## GOAL
Copy every line that holds "Chey".

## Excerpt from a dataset
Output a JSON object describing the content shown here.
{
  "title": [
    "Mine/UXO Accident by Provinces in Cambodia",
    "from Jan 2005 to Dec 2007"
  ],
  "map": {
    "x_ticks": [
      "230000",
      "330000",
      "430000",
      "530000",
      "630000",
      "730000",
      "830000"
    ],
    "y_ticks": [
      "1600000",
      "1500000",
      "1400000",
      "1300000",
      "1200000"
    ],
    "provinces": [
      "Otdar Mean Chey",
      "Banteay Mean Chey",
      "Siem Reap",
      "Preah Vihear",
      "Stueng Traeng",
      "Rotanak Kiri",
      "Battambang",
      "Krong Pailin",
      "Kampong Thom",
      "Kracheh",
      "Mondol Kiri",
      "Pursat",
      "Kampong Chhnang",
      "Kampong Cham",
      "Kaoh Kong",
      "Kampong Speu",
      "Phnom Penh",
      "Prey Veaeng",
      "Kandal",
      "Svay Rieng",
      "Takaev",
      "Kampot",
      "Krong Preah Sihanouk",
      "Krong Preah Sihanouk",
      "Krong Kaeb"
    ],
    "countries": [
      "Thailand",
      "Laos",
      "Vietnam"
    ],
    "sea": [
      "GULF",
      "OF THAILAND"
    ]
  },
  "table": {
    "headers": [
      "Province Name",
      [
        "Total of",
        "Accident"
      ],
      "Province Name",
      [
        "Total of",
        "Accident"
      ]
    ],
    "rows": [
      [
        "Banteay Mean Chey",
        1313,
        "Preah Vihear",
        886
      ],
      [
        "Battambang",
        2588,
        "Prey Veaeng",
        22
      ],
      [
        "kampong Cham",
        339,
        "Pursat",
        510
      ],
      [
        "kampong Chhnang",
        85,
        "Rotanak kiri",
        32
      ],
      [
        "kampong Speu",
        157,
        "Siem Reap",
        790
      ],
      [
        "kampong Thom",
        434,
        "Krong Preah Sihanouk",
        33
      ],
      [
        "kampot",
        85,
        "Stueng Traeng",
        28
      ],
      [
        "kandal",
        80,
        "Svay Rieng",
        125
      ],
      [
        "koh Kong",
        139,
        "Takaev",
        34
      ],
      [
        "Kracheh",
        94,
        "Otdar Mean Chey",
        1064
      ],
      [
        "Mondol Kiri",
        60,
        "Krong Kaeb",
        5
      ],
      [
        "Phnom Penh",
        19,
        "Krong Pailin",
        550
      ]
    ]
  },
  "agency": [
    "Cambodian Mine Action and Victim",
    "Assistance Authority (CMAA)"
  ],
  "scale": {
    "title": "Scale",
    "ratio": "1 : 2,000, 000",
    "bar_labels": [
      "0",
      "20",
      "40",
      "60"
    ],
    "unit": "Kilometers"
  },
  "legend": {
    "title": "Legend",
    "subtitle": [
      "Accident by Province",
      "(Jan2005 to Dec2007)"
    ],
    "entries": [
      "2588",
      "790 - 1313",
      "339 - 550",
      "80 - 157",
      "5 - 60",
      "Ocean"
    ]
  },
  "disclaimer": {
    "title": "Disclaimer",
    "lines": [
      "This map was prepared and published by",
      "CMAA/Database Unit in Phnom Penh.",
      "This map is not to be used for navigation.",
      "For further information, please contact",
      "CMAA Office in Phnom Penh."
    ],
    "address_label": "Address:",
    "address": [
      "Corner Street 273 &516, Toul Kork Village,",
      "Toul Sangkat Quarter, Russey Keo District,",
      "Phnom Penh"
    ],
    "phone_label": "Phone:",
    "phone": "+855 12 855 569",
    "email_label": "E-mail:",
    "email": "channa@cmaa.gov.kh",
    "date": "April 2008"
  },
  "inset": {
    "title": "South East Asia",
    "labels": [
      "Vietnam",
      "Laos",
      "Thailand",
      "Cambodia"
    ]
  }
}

## WORKED ANSWER
      "Otdar Mean Chey",
      "Banteay Mean Chey",
        "Banteay Mean Chey",
        "Otdar Mean Chey",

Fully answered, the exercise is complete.